About this task
From the data that follows, copy every line holding the string "JSON".

(Dataset rows about figures)
=== Section Start ===

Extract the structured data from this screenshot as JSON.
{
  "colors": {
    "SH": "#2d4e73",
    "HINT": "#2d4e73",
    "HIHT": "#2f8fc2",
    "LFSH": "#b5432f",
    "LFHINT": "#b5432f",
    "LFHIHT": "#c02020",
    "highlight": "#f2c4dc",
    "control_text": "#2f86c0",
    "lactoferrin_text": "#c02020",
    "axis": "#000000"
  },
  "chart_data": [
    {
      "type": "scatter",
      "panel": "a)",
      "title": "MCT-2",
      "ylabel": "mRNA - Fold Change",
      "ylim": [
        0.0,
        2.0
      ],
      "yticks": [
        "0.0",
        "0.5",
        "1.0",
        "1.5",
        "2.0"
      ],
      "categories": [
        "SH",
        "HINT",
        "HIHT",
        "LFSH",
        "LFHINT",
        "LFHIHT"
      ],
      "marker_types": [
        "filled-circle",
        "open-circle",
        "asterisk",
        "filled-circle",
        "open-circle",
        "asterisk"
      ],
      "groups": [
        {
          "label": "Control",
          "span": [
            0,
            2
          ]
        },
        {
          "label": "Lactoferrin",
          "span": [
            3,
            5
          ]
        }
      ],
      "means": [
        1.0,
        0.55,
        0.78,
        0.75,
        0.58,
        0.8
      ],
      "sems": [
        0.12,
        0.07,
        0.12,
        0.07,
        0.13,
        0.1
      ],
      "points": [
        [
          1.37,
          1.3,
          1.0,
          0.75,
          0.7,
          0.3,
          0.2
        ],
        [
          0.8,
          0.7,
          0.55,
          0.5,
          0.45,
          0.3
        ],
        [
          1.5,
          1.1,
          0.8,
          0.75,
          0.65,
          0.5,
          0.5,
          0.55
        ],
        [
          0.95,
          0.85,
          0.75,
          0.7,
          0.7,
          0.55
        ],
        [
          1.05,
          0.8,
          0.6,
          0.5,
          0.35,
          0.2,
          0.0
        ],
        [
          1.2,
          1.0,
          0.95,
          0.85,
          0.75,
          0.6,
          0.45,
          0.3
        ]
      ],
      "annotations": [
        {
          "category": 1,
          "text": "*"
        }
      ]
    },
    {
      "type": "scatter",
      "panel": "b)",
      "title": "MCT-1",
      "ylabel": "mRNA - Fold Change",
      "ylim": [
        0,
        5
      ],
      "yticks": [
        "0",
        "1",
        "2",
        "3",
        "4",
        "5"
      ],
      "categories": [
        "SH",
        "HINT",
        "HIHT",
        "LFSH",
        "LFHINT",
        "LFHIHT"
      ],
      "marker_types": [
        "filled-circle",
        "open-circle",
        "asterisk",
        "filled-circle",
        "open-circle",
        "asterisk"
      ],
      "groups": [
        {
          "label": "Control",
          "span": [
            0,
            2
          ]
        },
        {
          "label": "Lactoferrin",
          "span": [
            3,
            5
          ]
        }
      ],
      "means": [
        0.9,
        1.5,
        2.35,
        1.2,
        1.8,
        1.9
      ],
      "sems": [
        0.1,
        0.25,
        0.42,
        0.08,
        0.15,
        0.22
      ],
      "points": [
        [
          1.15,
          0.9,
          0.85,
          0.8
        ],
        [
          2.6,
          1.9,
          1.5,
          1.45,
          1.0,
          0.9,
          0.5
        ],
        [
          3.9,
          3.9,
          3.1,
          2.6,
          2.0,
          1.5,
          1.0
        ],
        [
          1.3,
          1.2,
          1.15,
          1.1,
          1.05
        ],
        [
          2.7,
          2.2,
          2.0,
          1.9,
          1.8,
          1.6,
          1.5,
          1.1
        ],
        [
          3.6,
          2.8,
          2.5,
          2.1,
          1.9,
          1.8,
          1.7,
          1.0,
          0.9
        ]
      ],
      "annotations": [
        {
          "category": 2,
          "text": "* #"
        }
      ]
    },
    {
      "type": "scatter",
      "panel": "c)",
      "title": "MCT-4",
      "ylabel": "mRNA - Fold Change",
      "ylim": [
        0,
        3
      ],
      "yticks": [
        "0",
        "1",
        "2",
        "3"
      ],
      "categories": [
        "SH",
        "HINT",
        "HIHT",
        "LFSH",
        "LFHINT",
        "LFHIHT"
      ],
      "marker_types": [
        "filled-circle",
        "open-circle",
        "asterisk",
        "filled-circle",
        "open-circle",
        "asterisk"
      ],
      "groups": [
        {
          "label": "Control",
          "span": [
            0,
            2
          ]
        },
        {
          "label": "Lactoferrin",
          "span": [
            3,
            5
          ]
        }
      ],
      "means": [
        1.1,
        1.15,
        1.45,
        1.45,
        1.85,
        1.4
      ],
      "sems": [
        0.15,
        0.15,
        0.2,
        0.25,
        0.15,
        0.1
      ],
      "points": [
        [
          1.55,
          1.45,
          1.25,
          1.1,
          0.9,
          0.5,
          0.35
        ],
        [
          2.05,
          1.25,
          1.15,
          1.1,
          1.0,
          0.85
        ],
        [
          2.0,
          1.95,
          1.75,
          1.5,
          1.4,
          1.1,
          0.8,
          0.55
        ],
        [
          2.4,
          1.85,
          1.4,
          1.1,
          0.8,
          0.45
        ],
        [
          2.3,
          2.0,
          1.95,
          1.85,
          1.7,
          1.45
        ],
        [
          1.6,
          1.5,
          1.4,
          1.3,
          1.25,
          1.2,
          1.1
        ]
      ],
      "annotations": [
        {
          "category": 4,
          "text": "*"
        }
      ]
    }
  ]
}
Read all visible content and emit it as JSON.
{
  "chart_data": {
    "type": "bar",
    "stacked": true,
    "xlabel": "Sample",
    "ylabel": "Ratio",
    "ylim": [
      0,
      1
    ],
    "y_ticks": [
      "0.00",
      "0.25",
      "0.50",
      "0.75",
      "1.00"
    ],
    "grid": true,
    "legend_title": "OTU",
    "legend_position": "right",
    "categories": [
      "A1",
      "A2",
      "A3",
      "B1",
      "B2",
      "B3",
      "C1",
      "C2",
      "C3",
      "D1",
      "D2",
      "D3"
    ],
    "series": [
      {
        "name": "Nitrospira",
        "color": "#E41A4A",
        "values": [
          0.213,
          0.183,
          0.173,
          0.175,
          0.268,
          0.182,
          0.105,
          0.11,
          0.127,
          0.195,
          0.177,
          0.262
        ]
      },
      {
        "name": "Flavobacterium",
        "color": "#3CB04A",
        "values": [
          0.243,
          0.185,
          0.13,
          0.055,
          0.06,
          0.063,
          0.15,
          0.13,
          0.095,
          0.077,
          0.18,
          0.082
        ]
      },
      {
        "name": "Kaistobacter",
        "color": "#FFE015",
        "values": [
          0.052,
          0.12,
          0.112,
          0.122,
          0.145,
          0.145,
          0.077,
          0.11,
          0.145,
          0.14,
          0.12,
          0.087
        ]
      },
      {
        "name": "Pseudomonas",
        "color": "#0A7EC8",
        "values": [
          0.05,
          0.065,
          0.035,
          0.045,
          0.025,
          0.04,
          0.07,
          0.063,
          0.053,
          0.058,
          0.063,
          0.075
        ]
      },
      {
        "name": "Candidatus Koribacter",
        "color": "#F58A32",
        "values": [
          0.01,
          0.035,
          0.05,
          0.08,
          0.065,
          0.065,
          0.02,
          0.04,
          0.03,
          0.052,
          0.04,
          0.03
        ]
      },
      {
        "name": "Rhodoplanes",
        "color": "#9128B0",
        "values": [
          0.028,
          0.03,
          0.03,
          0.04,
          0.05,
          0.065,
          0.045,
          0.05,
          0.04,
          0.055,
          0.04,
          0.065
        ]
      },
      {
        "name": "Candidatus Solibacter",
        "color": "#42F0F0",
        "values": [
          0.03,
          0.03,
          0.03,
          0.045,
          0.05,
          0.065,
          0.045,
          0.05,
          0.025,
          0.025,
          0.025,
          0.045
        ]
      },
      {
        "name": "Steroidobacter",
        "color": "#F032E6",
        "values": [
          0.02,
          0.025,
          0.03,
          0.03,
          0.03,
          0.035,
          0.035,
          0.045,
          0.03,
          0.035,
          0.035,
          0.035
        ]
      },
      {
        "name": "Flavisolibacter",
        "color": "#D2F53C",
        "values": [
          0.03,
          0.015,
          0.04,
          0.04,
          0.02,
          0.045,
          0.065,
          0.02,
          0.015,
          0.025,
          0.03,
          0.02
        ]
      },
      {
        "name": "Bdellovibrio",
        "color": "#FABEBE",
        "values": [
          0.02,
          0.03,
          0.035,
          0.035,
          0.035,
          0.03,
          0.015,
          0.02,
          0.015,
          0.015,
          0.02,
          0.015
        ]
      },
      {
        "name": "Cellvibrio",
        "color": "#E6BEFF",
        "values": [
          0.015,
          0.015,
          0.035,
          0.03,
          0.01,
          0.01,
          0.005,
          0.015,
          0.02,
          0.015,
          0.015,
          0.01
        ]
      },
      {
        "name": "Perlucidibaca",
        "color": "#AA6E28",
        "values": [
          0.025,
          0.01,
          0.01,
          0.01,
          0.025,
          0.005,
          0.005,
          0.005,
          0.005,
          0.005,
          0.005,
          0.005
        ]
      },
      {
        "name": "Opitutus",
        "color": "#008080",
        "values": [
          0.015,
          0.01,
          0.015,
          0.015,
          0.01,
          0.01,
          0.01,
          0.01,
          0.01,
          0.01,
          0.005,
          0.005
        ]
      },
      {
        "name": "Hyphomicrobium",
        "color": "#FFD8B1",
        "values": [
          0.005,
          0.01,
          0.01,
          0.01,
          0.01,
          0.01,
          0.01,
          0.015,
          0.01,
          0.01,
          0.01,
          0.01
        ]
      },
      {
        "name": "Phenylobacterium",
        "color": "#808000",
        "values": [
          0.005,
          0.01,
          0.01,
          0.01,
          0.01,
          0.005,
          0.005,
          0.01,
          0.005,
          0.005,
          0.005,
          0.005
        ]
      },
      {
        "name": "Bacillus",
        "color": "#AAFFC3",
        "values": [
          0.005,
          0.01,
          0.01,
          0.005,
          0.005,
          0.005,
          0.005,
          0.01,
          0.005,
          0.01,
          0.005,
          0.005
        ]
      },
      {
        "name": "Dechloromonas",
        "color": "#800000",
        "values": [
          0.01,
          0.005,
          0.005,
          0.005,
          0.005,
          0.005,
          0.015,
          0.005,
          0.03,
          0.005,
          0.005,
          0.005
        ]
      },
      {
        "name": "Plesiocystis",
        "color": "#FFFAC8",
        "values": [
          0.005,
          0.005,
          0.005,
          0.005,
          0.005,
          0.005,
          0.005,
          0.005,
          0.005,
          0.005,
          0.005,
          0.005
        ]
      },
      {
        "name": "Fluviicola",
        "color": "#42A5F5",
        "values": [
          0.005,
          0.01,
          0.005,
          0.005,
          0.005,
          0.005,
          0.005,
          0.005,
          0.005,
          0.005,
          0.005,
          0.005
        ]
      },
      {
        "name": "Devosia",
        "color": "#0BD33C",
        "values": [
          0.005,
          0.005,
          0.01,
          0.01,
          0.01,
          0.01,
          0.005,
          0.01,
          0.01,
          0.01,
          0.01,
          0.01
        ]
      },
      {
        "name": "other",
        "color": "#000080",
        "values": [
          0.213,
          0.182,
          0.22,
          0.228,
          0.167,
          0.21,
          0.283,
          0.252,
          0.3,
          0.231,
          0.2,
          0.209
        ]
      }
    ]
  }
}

=== Section End ===

Exercise solution
Extract the structured data from this screenshot as JSON.
Read all visible content and emit it as JSON.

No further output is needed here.